▶ **Source material**
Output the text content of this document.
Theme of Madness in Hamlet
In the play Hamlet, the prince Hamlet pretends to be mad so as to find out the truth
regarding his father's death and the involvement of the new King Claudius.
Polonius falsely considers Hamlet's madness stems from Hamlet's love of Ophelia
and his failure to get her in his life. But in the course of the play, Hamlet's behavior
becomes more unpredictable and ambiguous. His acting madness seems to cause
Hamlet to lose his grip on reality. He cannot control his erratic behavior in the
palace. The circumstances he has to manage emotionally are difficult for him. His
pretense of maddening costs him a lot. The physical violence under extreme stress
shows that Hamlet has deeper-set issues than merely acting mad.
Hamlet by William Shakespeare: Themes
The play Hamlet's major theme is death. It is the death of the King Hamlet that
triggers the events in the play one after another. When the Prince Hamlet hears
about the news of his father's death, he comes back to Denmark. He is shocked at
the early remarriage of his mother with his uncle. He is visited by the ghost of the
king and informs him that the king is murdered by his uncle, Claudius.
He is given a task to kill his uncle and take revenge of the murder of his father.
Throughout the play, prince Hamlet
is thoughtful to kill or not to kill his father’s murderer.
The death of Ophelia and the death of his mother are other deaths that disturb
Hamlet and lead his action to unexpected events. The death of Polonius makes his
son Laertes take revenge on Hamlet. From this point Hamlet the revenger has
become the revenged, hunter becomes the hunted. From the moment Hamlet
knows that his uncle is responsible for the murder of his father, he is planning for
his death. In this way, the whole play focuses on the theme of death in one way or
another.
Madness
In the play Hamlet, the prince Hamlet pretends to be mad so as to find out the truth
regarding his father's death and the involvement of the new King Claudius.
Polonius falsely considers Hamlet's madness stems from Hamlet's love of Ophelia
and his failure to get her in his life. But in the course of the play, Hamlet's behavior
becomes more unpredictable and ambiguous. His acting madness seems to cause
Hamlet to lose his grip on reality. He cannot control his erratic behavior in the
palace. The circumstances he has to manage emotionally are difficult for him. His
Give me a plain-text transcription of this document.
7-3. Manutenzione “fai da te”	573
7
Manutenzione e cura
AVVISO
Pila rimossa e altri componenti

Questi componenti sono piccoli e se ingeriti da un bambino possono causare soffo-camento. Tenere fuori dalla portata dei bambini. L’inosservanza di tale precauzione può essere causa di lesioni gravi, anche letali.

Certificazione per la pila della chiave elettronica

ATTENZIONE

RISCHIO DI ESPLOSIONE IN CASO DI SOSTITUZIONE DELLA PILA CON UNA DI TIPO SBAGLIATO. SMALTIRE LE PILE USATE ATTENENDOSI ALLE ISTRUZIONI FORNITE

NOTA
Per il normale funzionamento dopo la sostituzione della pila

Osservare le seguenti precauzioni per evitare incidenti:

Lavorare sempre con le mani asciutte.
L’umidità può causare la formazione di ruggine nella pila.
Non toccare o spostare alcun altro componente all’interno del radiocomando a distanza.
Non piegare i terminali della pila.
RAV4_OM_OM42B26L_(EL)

▶ **What to do**
Reproduce the entire listing word for word.

▶ **Response**
Output the text content of this document.
Theme of Madness in Hamlet
In the play Hamlet, the prince Hamlet pretends to be mad so as to find out the truth
regarding his father's death and the involvement of the new King Claudius.
Polonius falsely considers Hamlet's madness stems from Hamlet's love of Ophelia
and his failure to get her in his life. But in the course of the play, Hamlet's behavior
becomes more unpredictable and ambiguous. His acting madness seems to cause
Hamlet to lose his grip on reality. He cannot control his erratic behavior in the
palace. The circumstances he has to manage emotionally are difficult for him. His
pretense of maddening costs him a lot. The physical violence under extreme stress
shows that Hamlet has deeper-set issues than merely acting mad.
Hamlet by William Shakespeare: Themes
The play Hamlet's major theme is death. It is the death of the King Hamlet that
triggers the events in the play one after another. When the Prince Hamlet hears
about the news of his father's death, he comes back to Denmark. He is shocked at
the early remarriage of his mother with his uncle. He is visited by the ghost of the
king and informs him that the king is murdered by his uncle, Claudius.
He is given a task to kill his uncle and take revenge of the murder of his father.
Throughout the play, prince Hamlet
is thoughtful to kill or not to kill his father’s murderer.
The death of Ophelia and the death of his mother are other deaths that disturb
Hamlet and lead his action to unexpected events. The death of Polonius makes his
son Laertes take revenge on Hamlet. From this point Hamlet the revenger has
become the revenged, hunter becomes the hunted. From the moment Hamlet
knows that his uncle is responsible for the murder of his father, he is planning for
his death. In this way, the whole play focuses on the theme of death in one way or
another.
Madness
In the play Hamlet, the prince Hamlet pretends to be mad so as to find out the truth
regarding his father's death and the involvement of the new King Claudius.
Polonius falsely considers Hamlet's madness stems from Hamlet's love of Ophelia
and his failure to get her in his life. But in the course of the play, Hamlet's behavior
becomes more unpredictable and ambiguous. His acting madness seems to cause
Hamlet to lose his grip on reality. He cannot control his erratic behavior in the
palace. The circumstances he has to manage emotionally are difficult for him. His
Give me a plain-text transcription of this document.
7-3. Manutenzione “fai da te”	573
7
Manutenzione e cura
AVVISO
Pila rimossa e altri componenti

Questi componenti sono piccoli e se ingeriti da un bambino possono causare soffo-camento. Tenere fuori dalla portata dei bambini. L’inosservanza di tale precauzione può essere causa di lesioni gravi, anche letali.

Certificazione per la pila della chiave elettronica

ATTENZIONE

RISCHIO DI ESPLOSIONE IN CASO DI SOSTITUZIONE DELLA PILA CON UNA DI TIPO SBAGLIATO. SMALTIRE LE PILE USATE ATTENENDOSI ALLE ISTRUZIONI FORNITE

NOTA
Per il normale funzionamento dopo la sostituzione della pila

Osservare le seguenti precauzioni per evitare incidenti:

Lavorare sempre con le mani asciutte.
L’umidità può causare la formazione di ruggine nella pila.
Non toccare o spostare alcun altro componente all’interno del radiocomando a distanza.
Non piegare i terminali della pila.
RAV4_OM_OM42B26L_(EL)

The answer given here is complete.